Task:
Track down every line below that holds "practice" and copy it.

[Dataset records]

■ ■ ■

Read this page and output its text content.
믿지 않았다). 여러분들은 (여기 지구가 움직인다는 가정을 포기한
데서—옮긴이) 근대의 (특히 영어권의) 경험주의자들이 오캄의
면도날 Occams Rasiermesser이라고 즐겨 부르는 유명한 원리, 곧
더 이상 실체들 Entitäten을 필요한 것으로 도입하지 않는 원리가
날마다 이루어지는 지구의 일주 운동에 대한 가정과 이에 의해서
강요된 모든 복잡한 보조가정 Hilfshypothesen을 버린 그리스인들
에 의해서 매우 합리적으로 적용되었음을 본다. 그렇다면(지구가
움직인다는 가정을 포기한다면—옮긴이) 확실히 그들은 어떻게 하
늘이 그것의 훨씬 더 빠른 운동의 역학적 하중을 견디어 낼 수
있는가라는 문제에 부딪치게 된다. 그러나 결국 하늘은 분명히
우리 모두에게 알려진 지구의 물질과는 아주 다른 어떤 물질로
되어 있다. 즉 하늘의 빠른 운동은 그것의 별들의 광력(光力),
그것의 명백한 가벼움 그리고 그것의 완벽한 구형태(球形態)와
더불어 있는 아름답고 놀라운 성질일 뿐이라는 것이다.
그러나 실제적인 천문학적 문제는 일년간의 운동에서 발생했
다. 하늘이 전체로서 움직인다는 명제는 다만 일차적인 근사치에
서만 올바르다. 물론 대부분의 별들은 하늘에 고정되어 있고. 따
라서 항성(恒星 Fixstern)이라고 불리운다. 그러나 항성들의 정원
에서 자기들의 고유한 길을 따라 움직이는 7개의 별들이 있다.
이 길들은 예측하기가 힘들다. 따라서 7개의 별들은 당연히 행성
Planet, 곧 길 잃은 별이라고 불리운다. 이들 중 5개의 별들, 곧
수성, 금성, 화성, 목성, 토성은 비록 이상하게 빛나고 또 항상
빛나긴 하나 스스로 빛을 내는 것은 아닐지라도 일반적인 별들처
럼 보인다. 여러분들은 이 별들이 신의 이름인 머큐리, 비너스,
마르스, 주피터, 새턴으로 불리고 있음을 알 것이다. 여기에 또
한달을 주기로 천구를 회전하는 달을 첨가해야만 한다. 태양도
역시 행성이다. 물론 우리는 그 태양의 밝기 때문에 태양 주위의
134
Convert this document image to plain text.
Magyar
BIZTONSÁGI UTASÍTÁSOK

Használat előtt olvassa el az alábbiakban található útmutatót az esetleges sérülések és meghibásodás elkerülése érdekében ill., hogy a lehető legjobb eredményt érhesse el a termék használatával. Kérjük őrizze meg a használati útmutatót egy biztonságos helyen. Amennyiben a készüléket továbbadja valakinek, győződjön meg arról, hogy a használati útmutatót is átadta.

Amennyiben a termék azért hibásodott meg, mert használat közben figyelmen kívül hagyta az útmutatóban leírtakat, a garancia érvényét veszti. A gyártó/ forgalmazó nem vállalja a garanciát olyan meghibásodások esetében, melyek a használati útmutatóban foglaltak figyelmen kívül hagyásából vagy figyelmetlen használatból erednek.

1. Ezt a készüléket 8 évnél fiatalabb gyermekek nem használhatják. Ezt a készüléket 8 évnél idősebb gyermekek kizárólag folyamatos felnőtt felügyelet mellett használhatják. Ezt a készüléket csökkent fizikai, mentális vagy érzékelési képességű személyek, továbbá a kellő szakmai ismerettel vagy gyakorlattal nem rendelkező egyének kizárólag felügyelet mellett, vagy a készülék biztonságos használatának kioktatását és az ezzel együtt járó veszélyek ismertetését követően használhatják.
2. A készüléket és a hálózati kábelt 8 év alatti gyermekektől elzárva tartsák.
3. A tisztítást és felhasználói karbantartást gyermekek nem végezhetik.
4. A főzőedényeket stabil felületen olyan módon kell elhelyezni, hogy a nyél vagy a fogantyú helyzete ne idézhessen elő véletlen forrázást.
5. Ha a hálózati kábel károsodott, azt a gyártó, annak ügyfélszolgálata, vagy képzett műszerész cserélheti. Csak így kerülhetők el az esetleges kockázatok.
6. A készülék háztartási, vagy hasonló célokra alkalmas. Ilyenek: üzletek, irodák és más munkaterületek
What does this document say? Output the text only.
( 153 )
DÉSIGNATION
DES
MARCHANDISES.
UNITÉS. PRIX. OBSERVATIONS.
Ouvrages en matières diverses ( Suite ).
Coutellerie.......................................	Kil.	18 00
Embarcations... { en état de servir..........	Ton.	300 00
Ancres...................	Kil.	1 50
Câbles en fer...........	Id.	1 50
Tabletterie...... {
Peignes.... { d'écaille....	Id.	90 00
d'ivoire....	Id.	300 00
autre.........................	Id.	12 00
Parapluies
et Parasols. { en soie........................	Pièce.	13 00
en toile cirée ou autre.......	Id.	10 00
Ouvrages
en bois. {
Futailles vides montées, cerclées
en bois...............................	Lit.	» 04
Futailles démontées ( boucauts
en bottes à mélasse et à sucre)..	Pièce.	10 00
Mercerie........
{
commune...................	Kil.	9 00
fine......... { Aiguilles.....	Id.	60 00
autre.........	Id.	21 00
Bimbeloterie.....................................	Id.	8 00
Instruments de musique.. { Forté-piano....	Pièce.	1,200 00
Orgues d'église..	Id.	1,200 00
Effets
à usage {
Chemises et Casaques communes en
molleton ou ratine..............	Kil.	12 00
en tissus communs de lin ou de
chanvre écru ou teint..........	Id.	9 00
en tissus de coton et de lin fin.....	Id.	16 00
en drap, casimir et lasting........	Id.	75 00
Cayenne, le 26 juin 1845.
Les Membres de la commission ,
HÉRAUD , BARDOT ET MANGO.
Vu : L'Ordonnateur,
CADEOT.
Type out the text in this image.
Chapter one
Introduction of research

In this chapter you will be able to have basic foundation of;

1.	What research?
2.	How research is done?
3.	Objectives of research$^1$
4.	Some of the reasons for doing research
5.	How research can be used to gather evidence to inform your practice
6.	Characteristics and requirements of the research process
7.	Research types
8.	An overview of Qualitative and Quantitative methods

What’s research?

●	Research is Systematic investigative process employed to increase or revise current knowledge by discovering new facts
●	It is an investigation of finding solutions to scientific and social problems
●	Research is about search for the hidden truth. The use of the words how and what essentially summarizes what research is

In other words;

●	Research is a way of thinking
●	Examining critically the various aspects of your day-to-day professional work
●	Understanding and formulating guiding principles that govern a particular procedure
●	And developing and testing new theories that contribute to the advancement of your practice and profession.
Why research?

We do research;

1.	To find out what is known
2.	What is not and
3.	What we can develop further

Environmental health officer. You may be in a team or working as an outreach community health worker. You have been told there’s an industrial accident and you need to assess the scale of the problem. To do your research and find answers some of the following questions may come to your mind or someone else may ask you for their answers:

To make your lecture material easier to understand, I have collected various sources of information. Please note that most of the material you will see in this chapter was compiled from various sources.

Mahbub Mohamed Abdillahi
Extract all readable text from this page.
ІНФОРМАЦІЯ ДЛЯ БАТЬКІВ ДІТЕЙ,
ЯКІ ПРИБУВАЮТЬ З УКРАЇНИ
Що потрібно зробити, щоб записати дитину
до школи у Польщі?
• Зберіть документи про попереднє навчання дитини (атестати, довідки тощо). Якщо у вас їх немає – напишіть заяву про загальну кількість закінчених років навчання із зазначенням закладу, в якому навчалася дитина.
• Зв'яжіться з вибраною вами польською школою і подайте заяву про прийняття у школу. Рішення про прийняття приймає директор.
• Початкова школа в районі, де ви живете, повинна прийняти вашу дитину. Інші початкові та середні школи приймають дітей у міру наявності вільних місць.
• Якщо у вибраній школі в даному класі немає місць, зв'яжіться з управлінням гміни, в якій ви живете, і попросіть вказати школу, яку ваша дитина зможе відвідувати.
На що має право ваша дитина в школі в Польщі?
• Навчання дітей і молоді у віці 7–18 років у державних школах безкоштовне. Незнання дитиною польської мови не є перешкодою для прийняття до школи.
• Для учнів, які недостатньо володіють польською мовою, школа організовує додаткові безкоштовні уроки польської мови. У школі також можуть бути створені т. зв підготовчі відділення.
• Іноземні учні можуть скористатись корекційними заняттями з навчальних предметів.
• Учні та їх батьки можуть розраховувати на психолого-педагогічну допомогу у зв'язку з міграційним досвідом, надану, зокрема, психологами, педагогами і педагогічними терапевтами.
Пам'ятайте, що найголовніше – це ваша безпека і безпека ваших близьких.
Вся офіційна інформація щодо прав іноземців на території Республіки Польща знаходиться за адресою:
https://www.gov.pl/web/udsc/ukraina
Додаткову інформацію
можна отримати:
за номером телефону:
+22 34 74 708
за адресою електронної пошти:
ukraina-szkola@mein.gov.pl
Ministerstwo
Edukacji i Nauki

■ ■ ■

Task output:
5.	How research can be used to gather evidence to inform your practice
●	And developing and testing new theories that contribute to the advancement of your practice and profession.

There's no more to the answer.